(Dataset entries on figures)
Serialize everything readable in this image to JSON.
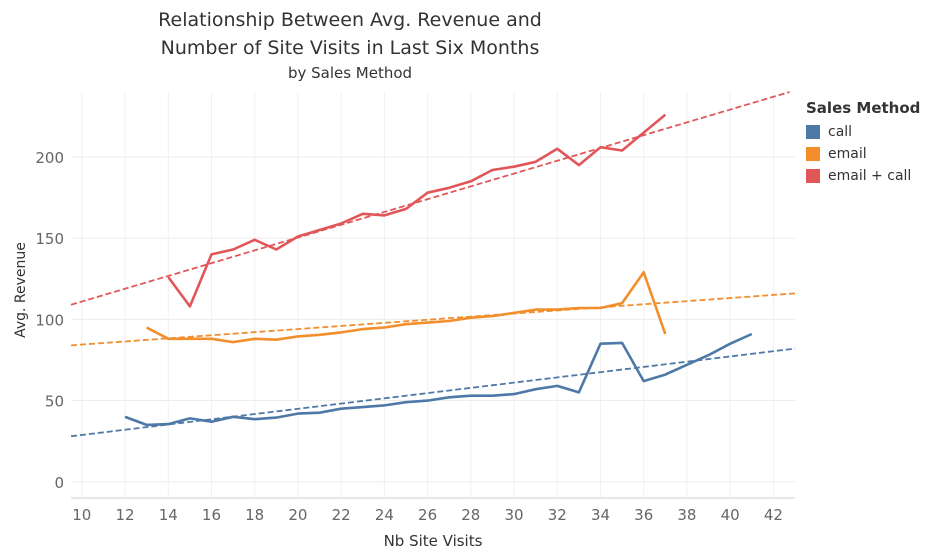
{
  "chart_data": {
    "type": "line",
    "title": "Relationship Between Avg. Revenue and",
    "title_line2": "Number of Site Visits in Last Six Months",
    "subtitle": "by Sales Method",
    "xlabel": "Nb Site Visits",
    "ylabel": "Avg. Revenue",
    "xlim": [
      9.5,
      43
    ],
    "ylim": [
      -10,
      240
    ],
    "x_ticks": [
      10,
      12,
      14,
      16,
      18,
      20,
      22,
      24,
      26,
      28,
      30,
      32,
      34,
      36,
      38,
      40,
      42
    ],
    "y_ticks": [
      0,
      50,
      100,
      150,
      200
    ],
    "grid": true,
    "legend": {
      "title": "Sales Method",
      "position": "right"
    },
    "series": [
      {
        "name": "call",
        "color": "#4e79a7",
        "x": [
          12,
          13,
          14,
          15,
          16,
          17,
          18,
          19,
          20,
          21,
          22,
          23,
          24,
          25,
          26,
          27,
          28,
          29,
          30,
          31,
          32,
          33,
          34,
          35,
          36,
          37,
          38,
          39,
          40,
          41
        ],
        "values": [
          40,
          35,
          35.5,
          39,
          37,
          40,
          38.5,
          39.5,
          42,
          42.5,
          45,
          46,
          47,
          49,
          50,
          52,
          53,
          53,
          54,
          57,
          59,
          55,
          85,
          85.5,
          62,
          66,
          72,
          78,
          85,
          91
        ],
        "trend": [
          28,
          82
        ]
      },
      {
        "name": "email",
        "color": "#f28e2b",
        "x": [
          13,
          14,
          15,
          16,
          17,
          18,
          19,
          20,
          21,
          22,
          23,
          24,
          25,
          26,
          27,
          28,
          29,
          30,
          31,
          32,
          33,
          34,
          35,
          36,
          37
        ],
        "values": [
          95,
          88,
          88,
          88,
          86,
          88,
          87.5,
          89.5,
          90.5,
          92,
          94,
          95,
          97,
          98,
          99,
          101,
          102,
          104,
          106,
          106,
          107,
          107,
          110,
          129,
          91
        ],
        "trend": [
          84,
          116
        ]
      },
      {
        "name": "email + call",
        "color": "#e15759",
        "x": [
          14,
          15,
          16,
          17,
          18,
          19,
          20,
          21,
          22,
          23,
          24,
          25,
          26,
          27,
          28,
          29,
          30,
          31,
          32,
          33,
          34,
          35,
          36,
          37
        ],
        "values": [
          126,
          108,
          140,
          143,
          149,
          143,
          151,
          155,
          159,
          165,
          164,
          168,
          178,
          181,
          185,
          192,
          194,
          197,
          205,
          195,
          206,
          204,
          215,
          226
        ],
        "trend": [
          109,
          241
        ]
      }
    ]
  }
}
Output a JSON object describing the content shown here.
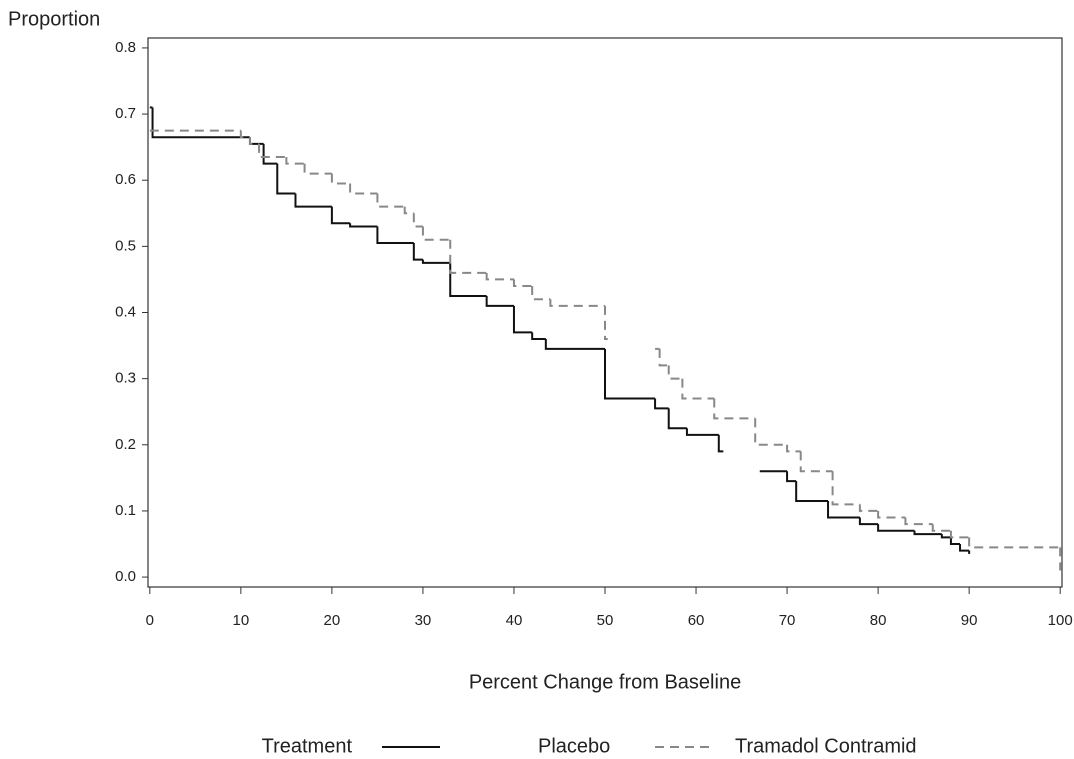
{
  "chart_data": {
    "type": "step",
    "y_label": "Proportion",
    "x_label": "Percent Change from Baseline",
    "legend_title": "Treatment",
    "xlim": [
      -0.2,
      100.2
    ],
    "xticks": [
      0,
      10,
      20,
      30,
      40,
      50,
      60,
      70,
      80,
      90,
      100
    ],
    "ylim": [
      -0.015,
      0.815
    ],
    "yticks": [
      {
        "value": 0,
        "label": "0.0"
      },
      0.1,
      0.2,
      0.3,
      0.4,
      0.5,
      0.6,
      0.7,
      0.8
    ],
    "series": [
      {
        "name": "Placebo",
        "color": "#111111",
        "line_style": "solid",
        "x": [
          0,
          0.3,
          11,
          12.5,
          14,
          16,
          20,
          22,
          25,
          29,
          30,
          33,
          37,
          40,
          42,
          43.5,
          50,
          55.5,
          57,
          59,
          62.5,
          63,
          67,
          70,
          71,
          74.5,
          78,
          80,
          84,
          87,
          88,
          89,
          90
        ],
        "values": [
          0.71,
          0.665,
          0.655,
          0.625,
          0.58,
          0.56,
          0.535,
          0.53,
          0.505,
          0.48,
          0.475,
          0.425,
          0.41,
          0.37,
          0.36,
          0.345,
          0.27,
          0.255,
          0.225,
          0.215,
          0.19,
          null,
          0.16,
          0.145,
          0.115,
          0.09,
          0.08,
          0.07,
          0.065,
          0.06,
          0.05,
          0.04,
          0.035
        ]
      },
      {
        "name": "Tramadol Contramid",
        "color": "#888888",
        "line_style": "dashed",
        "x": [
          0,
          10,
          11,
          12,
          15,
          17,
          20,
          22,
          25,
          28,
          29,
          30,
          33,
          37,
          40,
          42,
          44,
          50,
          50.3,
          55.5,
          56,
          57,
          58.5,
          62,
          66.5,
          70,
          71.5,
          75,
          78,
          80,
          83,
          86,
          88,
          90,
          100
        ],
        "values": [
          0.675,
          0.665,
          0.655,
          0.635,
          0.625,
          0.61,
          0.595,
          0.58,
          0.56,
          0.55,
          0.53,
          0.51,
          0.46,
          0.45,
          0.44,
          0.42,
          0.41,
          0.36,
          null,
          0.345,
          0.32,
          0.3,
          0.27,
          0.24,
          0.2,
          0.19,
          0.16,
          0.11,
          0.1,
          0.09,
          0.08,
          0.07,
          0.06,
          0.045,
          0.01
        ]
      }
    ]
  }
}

**Given request**
Your task is to pick out every line with the string "Revenue" and copy it.

**Response for this exercise**
    "title": "Relationship Between Avg. Revenue and",
    "ylabel": "Avg. Revenue",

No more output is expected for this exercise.